◆ **Text block**:
The ATP team at Microsoft has verified the credential-stealing malware which spreads the Astaroth Trojan and sets its sights on Windows users. An “invisible man” tactic is used to make the malware difficult to detect; this involves only running files within the attack chain that would normally be recognized as real system tools. The backdoor is capable of carrying out tasks such as keylogging and clipboard monitoring as well as obtaining login credentials. What gives it notoriety though is how it makes use of living off the land binaries (LOLbins). In this campaign involving Microsoft, the final payload is delivered through the Windows Management Instrumentation Command-line tool (WMIC), the BITSadmin command-line tool, the Certutil Certificate Services command-tool, the Regsvr32 command-line utility, and the Userinit system tool. For this to work, a user would still have to open a spearphishing email that includes a link to a malicious ZIP archive. The process is quite obscure, it starts by the files running a BAT command-line, which then runs WMIC. Then WMIC downloads and runs an unintelligible XSL file, that subsequently runs WMIC once again to which a second XSL file is downloaded. From there, the BITSadmin tool is used to add more payloads that are able to be decoded through Certutil. One of the many payloads is a DLL file that runs within the Regsvt32 tools parameters. It is likely that this will not be the last campaign involving Astaroth as fileless malware has begun to rise in popularity.

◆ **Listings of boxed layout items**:
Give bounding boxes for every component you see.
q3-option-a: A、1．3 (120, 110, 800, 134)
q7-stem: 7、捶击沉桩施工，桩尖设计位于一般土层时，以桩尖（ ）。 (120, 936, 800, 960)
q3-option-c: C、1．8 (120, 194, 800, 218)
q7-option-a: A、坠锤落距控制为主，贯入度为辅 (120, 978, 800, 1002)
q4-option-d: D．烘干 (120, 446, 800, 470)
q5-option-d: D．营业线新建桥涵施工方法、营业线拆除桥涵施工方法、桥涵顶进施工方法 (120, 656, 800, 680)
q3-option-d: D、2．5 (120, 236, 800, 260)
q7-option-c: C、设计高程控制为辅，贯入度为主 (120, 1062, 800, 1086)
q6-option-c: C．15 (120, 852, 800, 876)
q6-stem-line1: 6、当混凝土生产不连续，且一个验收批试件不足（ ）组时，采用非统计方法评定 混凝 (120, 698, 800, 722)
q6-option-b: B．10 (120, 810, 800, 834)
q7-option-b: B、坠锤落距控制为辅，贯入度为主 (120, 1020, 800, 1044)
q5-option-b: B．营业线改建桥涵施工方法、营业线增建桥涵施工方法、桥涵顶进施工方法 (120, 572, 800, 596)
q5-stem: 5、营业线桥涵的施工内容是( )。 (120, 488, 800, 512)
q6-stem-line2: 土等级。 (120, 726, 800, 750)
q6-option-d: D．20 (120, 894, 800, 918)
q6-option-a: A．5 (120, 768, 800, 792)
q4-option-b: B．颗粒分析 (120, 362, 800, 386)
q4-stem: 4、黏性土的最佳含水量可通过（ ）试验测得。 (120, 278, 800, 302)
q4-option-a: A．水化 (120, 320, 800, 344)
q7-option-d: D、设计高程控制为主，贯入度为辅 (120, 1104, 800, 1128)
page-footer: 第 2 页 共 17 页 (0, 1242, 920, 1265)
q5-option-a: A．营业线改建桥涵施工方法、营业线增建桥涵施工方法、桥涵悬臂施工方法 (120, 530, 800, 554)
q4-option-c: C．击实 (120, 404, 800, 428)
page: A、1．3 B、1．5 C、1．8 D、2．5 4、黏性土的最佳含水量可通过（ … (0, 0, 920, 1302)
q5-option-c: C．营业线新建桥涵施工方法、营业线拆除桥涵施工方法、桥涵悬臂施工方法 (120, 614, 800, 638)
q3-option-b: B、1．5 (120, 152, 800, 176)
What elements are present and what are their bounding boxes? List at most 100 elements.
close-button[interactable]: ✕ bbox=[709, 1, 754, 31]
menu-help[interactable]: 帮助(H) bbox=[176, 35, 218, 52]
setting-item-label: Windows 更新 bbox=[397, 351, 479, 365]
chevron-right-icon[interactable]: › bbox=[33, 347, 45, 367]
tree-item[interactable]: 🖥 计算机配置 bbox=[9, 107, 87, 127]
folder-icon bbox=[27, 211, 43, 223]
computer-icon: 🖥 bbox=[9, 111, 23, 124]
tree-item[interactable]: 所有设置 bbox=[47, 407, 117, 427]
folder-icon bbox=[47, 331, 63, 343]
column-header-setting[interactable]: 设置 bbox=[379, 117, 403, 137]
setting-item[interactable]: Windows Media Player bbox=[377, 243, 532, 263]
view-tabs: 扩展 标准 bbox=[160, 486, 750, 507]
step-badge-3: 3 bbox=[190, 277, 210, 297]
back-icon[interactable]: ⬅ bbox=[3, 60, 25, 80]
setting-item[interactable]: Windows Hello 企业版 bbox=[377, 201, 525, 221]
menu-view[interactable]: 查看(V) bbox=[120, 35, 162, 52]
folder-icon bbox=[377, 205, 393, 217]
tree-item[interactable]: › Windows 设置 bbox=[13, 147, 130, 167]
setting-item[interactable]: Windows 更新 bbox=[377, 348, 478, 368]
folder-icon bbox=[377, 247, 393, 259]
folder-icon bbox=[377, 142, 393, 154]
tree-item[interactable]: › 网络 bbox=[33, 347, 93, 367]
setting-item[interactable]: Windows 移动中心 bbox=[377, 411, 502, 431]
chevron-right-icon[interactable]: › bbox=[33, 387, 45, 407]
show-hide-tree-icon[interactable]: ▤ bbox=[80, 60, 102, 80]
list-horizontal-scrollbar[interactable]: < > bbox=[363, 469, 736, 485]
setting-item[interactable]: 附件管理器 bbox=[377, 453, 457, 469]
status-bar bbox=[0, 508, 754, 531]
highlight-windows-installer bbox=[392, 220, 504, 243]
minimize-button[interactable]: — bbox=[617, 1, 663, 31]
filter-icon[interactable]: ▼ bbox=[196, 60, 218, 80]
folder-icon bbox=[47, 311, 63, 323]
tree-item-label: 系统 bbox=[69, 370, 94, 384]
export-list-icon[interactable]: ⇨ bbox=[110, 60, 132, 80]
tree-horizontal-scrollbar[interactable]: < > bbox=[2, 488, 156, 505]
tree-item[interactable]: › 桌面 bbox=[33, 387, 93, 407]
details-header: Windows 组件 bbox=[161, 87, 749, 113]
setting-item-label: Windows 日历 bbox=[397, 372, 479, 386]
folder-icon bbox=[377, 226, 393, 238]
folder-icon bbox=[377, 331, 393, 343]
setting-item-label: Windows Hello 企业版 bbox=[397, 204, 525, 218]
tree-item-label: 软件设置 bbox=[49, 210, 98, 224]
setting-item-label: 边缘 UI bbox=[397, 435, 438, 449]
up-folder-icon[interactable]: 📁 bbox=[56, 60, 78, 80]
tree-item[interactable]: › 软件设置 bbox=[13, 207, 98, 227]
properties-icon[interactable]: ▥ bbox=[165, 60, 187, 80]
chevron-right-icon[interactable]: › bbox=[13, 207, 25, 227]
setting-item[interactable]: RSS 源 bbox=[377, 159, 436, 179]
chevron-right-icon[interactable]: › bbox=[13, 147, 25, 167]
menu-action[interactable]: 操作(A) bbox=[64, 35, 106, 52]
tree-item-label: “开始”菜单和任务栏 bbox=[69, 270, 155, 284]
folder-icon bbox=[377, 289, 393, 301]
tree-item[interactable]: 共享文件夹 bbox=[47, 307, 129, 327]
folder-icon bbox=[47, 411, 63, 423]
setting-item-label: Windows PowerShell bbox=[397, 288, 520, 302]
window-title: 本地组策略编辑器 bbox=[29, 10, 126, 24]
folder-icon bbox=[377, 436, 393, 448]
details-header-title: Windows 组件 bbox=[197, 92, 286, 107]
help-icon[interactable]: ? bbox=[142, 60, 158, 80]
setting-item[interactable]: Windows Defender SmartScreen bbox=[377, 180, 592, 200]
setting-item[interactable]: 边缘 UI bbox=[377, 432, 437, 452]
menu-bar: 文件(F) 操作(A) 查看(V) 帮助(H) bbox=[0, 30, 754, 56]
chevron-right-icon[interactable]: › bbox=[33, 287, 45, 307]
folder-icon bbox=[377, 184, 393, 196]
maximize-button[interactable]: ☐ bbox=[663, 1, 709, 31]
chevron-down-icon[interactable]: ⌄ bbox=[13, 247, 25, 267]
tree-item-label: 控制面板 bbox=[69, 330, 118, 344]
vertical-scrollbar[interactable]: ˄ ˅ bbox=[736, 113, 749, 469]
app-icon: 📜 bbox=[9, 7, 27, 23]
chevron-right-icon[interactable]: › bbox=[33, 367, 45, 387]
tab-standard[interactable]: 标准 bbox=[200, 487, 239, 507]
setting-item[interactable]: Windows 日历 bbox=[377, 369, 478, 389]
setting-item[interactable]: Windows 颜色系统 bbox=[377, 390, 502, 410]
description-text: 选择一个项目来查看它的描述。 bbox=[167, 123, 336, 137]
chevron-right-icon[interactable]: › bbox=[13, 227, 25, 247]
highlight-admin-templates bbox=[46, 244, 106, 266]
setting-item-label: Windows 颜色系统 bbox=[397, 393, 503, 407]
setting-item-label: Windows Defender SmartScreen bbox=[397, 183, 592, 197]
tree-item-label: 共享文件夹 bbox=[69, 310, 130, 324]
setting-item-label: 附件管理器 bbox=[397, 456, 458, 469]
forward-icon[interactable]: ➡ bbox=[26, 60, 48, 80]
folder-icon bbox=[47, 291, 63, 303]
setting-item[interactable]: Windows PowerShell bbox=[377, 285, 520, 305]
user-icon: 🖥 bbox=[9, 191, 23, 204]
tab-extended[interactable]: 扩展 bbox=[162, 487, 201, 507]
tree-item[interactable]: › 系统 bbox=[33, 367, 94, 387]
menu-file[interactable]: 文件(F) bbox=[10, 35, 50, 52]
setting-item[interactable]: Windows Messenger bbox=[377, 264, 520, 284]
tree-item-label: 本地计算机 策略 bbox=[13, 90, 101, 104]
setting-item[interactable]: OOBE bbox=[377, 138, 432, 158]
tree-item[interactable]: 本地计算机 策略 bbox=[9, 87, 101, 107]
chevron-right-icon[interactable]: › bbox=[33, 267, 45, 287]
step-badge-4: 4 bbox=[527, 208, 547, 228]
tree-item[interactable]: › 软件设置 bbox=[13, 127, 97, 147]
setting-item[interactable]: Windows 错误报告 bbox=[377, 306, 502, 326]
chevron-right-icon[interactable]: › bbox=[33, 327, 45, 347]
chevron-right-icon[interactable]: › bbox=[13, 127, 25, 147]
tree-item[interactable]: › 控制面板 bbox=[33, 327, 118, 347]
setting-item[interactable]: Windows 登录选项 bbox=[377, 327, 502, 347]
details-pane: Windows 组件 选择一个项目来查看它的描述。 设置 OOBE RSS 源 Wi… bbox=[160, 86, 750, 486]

◆ **Set problem**: Can you reproduce the Astaroth malware passage above in full, word for word?

◆ **Expected answer**:
The ATP team at Microsoft has verified the credential-stealing malware which spreads the Astaroth Trojan and sets its sights on Windows users. An “invisible man” tactic is used to make the malware difficult to detect; this involves only running files within the attack chain that would normally be recognized as real system tools. The backdoor is capable of carrying out tasks such as keylogging and clipboard monitoring as well as obtaining login credentials. What gives it notoriety though is how it makes use of living off the land binaries (LOLbins). In this campaign involving Microsoft, the final payload is delivered through the Windows Management Instrumentation Command-line tool (WMIC), the BITSadmin command-line tool, the Certutil Certificate Services command-tool, the Regsvr32 command-line utility, and the Userinit system tool. For this to work, a user would still have to open a spearphishing email that includes a link to a malicious ZIP archive. The process is quite obscure, it starts by the files running a BAT command-line, which then runs WMIC. Then WMIC downloads and runs an unintelligible XSL file, that subsequently runs WMIC once again to which a second XSL file is downloaded. From there, the BITSadmin tool is used to add more payloads that are able to be decoded through Certutil. One of the many payloads is a DLL file that runs within the Regsvt32 tools parameters. It is likely that this will not be the last campaign involving Astaroth as fileless malware has begun to rise in popularity.